— start RAW DATA —

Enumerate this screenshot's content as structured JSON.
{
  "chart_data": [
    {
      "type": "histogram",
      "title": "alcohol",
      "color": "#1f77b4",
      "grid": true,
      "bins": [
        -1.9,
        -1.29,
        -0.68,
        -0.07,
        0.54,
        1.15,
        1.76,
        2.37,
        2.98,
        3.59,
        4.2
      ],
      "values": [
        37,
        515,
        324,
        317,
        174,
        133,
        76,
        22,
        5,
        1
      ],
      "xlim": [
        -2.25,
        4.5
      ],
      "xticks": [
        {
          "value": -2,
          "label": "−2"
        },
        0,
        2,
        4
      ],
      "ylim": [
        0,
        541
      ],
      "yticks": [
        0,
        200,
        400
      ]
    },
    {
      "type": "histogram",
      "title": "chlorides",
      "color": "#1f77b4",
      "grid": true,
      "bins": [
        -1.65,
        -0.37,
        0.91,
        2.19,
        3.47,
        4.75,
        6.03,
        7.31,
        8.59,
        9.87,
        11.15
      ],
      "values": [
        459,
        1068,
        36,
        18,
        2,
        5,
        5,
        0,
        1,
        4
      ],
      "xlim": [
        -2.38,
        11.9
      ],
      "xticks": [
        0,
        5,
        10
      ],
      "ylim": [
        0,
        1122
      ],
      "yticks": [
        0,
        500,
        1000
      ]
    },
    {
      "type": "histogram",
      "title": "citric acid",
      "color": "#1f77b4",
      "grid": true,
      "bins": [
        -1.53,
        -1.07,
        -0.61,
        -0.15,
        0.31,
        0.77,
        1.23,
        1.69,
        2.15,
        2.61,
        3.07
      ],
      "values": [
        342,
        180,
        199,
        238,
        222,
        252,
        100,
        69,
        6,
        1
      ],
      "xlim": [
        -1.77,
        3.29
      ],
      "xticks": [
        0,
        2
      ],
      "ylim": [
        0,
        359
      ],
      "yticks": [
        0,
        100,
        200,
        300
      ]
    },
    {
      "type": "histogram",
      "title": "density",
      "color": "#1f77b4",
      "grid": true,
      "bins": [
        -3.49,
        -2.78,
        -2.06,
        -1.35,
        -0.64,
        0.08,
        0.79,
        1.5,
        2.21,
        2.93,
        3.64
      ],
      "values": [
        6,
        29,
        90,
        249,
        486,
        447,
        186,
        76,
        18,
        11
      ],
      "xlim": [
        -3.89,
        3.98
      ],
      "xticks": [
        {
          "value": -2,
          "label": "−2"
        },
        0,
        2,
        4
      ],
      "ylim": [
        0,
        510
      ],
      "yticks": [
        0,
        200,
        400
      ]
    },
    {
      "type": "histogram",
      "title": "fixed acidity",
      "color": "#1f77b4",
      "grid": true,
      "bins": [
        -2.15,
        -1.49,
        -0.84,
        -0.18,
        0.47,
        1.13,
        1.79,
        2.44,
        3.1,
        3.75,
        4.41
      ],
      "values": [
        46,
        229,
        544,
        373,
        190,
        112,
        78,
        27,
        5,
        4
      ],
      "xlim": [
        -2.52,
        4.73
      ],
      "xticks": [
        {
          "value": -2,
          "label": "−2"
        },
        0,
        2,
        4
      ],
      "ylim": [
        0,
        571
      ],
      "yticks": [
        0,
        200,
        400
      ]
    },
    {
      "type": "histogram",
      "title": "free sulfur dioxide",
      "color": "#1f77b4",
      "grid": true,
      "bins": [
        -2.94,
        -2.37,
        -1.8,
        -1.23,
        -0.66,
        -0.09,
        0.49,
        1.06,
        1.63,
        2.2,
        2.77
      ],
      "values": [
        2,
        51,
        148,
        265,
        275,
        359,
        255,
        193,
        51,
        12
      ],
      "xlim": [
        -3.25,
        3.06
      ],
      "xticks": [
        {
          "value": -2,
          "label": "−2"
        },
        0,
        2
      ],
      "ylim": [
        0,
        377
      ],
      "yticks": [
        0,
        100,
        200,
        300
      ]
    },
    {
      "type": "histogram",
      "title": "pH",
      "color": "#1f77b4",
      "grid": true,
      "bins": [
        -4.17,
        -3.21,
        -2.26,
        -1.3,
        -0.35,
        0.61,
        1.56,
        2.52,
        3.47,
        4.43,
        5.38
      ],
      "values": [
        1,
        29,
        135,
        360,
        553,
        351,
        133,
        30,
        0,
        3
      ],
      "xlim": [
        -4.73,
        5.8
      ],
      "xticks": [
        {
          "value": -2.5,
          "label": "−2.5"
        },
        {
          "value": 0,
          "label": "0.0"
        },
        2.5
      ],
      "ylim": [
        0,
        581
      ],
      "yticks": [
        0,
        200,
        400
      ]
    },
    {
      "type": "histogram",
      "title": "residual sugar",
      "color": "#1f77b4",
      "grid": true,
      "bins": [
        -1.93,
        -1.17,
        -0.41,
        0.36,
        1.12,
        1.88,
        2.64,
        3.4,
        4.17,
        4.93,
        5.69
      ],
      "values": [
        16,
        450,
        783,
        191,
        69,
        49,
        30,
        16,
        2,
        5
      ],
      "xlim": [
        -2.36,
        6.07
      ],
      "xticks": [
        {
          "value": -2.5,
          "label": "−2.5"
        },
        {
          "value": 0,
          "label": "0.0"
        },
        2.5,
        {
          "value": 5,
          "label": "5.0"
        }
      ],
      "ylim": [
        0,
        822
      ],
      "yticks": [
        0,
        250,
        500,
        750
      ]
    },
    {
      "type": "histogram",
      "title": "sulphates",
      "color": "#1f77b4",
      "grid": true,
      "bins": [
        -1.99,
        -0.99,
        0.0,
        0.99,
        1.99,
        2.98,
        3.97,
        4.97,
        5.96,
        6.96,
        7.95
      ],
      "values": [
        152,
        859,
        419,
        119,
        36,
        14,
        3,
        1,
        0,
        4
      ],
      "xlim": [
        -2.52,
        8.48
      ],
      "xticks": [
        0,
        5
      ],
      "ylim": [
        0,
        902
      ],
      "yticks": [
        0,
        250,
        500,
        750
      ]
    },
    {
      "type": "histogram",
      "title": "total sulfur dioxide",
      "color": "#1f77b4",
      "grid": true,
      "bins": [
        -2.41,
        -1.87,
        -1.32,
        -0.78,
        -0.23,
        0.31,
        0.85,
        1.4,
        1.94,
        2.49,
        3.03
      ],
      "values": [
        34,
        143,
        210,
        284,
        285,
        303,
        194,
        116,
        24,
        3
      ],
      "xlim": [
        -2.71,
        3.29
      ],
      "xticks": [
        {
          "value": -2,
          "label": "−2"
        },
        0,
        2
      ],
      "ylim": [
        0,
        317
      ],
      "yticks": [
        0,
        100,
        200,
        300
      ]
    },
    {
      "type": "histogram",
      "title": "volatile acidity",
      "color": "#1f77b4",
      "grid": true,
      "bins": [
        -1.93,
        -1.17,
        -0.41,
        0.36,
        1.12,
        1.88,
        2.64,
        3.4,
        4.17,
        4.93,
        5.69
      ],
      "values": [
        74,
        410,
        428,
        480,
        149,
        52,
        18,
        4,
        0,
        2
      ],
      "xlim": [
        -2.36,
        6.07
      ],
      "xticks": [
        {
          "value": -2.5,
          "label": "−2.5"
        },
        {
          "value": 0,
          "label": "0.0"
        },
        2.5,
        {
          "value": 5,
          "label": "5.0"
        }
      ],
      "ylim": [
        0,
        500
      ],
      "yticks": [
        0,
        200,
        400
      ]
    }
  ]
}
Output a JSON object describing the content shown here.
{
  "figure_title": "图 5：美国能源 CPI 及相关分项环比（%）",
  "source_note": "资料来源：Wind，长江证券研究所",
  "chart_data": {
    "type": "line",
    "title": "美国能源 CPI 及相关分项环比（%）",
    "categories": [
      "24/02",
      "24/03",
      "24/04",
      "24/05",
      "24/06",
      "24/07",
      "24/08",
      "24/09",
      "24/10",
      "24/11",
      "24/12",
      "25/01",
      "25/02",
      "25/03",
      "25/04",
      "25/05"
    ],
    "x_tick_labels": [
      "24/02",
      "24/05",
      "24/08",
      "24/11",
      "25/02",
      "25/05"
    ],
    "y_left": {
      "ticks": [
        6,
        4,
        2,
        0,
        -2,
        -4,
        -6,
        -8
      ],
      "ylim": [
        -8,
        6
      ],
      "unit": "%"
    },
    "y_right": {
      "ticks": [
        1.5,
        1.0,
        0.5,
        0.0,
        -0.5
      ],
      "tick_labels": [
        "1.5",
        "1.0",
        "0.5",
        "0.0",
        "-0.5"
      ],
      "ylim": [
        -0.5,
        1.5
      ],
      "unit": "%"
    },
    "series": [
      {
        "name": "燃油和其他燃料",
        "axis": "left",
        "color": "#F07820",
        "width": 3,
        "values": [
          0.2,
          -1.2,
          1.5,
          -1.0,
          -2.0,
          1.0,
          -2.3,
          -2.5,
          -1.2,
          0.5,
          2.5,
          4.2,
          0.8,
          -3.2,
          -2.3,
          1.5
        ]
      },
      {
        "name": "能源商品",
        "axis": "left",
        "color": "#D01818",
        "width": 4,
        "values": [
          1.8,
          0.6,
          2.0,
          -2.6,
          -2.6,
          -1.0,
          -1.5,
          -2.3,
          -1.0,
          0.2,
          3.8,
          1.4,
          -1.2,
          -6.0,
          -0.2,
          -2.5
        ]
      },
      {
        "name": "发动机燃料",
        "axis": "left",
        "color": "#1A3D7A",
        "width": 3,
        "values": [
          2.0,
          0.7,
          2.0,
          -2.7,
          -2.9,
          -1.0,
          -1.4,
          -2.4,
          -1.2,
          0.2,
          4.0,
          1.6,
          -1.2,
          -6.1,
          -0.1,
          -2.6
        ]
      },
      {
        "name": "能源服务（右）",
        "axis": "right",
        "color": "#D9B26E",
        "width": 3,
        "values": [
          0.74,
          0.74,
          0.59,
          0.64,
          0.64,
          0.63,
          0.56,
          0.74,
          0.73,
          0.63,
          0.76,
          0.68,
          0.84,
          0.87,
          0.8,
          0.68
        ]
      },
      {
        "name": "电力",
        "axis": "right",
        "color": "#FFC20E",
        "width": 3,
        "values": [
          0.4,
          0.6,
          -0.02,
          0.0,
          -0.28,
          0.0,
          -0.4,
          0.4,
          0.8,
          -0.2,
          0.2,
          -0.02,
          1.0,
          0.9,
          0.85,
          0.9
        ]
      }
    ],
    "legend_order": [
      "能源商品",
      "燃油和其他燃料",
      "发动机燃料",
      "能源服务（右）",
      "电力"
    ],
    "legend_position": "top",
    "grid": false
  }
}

— end RAW DATA —

__THE REQUEST__: For the data above, state how many lines contain "美国能源"; the number is the whole answer.

__FULL RESPONSE__: 2